── Extracted entries

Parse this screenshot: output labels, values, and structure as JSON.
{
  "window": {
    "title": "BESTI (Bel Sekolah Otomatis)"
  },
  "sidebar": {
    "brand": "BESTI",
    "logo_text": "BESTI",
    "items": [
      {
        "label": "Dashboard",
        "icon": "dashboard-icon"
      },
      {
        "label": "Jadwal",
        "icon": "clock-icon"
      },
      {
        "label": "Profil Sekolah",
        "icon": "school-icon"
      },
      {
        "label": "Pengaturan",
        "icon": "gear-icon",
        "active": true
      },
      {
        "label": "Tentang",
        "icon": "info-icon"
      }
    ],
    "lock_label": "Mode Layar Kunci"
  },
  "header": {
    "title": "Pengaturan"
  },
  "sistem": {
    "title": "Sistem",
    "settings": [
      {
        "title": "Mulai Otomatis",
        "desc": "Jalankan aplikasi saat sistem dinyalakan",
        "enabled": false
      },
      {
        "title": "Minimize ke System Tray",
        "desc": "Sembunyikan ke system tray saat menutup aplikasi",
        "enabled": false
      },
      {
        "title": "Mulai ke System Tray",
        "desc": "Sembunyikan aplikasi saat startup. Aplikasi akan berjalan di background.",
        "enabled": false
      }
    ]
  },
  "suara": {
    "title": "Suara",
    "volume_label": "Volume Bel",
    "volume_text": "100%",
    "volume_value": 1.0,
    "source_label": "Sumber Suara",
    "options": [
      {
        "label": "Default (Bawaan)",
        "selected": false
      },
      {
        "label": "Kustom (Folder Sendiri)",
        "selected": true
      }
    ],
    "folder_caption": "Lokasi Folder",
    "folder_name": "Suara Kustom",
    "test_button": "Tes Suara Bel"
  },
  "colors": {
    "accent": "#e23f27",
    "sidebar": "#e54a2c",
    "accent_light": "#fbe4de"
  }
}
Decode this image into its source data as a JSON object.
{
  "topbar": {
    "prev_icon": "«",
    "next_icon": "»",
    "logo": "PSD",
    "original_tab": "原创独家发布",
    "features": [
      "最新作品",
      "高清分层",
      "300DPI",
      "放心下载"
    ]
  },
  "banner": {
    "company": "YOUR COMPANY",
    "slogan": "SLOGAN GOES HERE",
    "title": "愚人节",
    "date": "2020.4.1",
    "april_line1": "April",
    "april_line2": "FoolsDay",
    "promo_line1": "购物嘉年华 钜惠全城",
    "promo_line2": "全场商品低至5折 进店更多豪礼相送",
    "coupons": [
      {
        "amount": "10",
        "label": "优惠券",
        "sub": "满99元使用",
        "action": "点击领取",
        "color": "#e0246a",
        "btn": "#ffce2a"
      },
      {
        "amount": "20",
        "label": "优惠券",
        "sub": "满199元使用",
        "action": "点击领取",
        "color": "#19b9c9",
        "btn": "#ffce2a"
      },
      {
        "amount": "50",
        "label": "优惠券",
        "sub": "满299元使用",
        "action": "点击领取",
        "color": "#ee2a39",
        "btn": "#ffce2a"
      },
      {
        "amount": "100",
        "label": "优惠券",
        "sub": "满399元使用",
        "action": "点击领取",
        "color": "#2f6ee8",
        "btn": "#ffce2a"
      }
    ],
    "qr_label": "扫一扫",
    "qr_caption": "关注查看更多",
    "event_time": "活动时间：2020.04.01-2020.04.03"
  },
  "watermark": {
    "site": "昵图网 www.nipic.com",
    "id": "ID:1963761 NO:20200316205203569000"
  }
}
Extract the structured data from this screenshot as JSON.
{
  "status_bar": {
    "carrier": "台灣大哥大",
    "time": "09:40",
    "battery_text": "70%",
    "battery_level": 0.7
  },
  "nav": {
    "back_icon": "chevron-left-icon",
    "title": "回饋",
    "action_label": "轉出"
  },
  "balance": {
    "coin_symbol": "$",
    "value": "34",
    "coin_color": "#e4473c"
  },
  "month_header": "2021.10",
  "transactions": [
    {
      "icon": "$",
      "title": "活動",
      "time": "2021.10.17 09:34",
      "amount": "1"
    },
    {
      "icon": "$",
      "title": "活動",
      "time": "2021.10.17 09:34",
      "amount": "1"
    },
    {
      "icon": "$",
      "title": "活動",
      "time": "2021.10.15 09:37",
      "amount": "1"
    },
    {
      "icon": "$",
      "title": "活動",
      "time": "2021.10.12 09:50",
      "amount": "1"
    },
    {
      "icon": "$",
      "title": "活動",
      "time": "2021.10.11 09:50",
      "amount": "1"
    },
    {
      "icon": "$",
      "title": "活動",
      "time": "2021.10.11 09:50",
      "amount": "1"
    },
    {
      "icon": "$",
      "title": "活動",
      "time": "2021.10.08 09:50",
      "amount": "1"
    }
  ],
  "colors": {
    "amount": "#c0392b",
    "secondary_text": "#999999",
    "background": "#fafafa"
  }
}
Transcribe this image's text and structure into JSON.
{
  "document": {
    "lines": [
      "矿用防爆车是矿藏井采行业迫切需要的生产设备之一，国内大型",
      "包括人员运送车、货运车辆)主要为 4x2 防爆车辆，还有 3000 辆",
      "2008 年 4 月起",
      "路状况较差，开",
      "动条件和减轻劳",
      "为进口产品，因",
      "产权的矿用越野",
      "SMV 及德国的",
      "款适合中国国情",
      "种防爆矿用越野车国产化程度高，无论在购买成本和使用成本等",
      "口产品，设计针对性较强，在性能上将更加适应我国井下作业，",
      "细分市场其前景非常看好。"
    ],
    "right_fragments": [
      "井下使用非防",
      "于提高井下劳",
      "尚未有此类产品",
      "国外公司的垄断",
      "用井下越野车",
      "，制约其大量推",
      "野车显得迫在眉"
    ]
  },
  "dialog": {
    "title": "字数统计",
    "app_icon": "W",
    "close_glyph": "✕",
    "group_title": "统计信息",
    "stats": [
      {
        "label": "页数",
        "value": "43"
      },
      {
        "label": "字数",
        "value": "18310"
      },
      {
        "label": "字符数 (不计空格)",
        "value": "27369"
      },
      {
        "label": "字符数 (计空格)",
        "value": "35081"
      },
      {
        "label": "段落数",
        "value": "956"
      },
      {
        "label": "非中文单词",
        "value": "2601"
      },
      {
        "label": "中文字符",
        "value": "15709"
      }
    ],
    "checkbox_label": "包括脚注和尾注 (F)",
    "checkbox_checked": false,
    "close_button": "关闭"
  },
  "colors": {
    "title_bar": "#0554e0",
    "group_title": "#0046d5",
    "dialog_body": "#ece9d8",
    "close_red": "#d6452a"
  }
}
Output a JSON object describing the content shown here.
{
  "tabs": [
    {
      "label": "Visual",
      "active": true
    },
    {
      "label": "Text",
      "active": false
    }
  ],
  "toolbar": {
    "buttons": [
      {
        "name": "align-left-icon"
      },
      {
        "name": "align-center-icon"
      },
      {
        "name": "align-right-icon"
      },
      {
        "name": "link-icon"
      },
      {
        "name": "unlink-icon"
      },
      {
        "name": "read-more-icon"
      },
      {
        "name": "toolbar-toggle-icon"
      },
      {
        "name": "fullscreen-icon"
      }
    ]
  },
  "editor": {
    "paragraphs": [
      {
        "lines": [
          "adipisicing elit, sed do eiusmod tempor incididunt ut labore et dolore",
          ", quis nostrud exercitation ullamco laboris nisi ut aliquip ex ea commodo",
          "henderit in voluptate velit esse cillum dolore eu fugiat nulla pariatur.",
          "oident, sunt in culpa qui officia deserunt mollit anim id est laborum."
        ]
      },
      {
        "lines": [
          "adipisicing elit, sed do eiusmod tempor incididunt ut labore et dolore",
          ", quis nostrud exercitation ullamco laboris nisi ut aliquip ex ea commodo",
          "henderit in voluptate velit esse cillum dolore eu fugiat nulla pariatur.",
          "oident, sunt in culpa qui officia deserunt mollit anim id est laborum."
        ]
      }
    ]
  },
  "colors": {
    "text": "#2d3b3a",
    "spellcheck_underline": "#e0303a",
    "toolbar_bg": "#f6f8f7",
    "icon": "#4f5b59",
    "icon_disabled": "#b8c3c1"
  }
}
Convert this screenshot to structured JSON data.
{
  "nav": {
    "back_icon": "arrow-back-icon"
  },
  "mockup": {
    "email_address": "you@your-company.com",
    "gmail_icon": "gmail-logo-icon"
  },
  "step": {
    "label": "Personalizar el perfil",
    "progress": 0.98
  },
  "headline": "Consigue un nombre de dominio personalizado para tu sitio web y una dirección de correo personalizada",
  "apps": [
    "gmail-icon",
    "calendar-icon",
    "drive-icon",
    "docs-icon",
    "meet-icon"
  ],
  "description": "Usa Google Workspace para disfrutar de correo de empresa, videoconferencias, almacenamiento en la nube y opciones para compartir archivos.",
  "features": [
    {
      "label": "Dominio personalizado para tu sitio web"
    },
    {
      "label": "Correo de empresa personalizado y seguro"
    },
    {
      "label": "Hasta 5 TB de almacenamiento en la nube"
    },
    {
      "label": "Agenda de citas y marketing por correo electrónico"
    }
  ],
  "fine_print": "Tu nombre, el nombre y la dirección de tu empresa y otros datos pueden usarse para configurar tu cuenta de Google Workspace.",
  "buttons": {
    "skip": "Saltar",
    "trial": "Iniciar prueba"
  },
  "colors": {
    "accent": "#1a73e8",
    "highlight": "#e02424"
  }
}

────

→ **Requirement**
In the records above, collect each line with "Pengaturan".

→ **Exercise response**
        "label": "Pengaturan",
    "title": "Pengaturan"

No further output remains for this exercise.